[The task]
The entries below need to be written out exactly, with no pictures included.

[Data rows]
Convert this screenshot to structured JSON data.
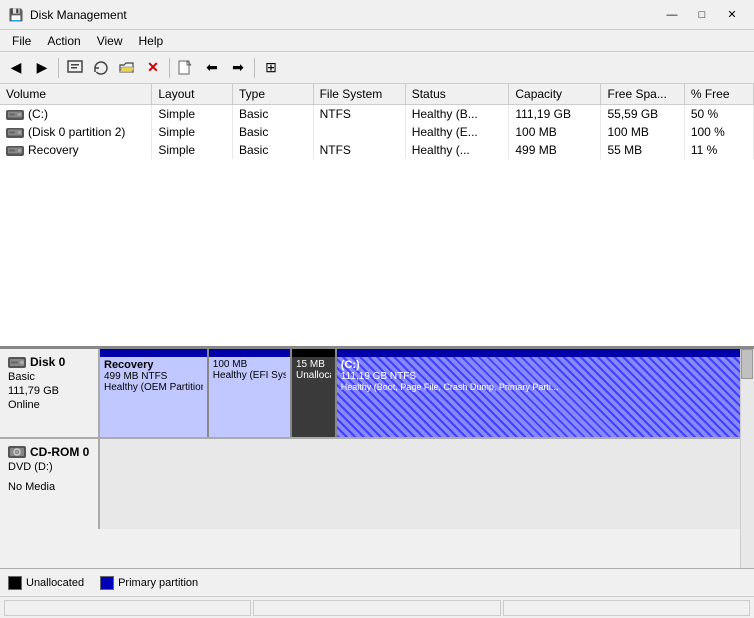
{
  "window": {
    "title": "Disk Management",
    "icon": "💾"
  },
  "titlebar": {
    "minimize": "—",
    "maximize": "□",
    "close": "✕"
  },
  "menu": {
    "items": [
      "File",
      "Action",
      "View",
      "Help"
    ]
  },
  "toolbar": {
    "buttons": [
      "◀",
      "▶",
      "📋",
      "🔧",
      "📂",
      "✕",
      "📄",
      "⬅",
      "➡",
      "⊞"
    ]
  },
  "table": {
    "columns": [
      "Volume",
      "Layout",
      "Type",
      "File System",
      "Status",
      "Capacity",
      "Free Spa...",
      "% Free"
    ],
    "rows": [
      {
        "volume": "(C:)",
        "layout": "Simple",
        "type": "Basic",
        "filesystem": "NTFS",
        "status": "Healthy (B...",
        "capacity": "111,19 GB",
        "free_space": "55,59 GB",
        "percent_free": "50 %",
        "icon": "hdd"
      },
      {
        "volume": "(Disk 0 partition 2)",
        "layout": "Simple",
        "type": "Basic",
        "filesystem": "",
        "status": "Healthy (E...",
        "capacity": "100 MB",
        "free_space": "100 MB",
        "percent_free": "100 %",
        "icon": "hdd"
      },
      {
        "volume": "Recovery",
        "layout": "Simple",
        "type": "Basic",
        "filesystem": "NTFS",
        "status": "Healthy (...",
        "capacity": "499 MB",
        "free_space": "55 MB",
        "percent_free": "11 %",
        "icon": "hdd"
      }
    ]
  },
  "disks": [
    {
      "name": "Disk 0",
      "type": "Basic",
      "size": "111,79 GB",
      "status": "Online",
      "partitions": [
        {
          "name": "Recovery",
          "size": "499 MB NTFS",
          "status": "Healthy (OEM Partition)",
          "width_pct": 17,
          "header_color": "blue",
          "bg": "blue"
        },
        {
          "name": "",
          "size": "100 MB",
          "status": "Healthy (EFI Syster",
          "width_pct": 15,
          "header_color": "blue",
          "bg": "blue"
        },
        {
          "name": "",
          "size": "15 MB",
          "status": "Unallocati",
          "width_pct": 8,
          "header_color": "black",
          "bg": "black_fill"
        },
        {
          "name": "(C:)",
          "size": "111,19 GB NTFS",
          "status": "Healthy (Boot, Page File, Crash Dump, Primary Parti...",
          "width_pct": 60,
          "header_color": "blue",
          "bg": "hatch"
        }
      ]
    }
  ],
  "cdrom": {
    "name": "CD-ROM 0",
    "type": "DVD (D:)",
    "status": "No Media"
  },
  "legend": [
    {
      "label": "Unallocated",
      "color": "#000000"
    },
    {
      "label": "Primary partition",
      "color": "#0000bb"
    }
  ],
  "statusbar": {
    "segments": [
      "",
      "",
      ""
    ]
  }
}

[Answer to the problem]
Convert this screenshot to structured JSON data.
{
  "window": {
    "title": "Disk Management",
    "icon": "💾"
  },
  "titlebar": {
    "minimize": "—",
    "maximize": "□",
    "close": "✕"
  },
  "menu": {
    "items": [
      "File",
      "Action",
      "View",
      "Help"
    ]
  },
  "toolbar": {
    "buttons": [
      "◀",
      "▶",
      "📋",
      "🔧",
      "📂",
      "✕",
      "📄",
      "⬅",
      "➡",
      "⊞"
    ]
  },
  "table": {
    "columns": [
      "Volume",
      "Layout",
      "Type",
      "File System",
      "Status",
      "Capacity",
      "Free Spa...",
      "% Free"
    ],
    "rows": [
      {
        "volume": "(C:)",
        "layout": "Simple",
        "type": "Basic",
        "filesystem": "NTFS",
        "status": "Healthy (B...",
        "capacity": "111,19 GB",
        "free_space": "55,59 GB",
        "percent_free": "50 %",
        "icon": "hdd"
      },
      {
        "volume": "(Disk 0 partition 2)",
        "layout": "Simple",
        "type": "Basic",
        "filesystem": "",
        "status": "Healthy (E...",
        "capacity": "100 MB",
        "free_space": "100 MB",
        "percent_free": "100 %",
        "icon": "hdd"
      },
      {
        "volume": "Recovery",
        "layout": "Simple",
        "type": "Basic",
        "filesystem": "NTFS",
        "status": "Healthy (...",
        "capacity": "499 MB",
        "free_space": "55 MB",
        "percent_free": "11 %",
        "icon": "hdd"
      }
    ]
  },
  "disks": [
    {
      "name": "Disk 0",
      "type": "Basic",
      "size": "111,79 GB",
      "status": "Online",
      "partitions": [
        {
          "name": "Recovery",
          "size": "499 MB NTFS",
          "status": "Healthy (OEM Partition)",
          "width_pct": 17,
          "header_color": "blue",
          "bg": "blue"
        },
        {
          "name": "",
          "size": "100 MB",
          "status": "Healthy (EFI Syster",
          "width_pct": 15,
          "header_color": "blue",
          "bg": "blue"
        },
        {
          "name": "",
          "size": "15 MB",
          "status": "Unallocati",
          "width_pct": 8,
          "header_color": "black",
          "bg": "black_fill"
        },
        {
          "name": "(C:)",
          "size": "111,19 GB NTFS",
          "status": "Healthy (Boot, Page File, Crash Dump, Primary Parti...",
          "width_pct": 60,
          "header_color": "blue",
          "bg": "hatch"
        }
      ]
    }
  ],
  "cdrom": {
    "name": "CD-ROM 0",
    "type": "DVD (D:)",
    "status": "No Media"
  },
  "legend": [
    {
      "label": "Unallocated",
      "color": "#000000"
    },
    {
      "label": "Primary partition",
      "color": "#0000bb"
    }
  ],
  "statusbar": {
    "segments": [
      "",
      "",
      ""
    ]
  }
}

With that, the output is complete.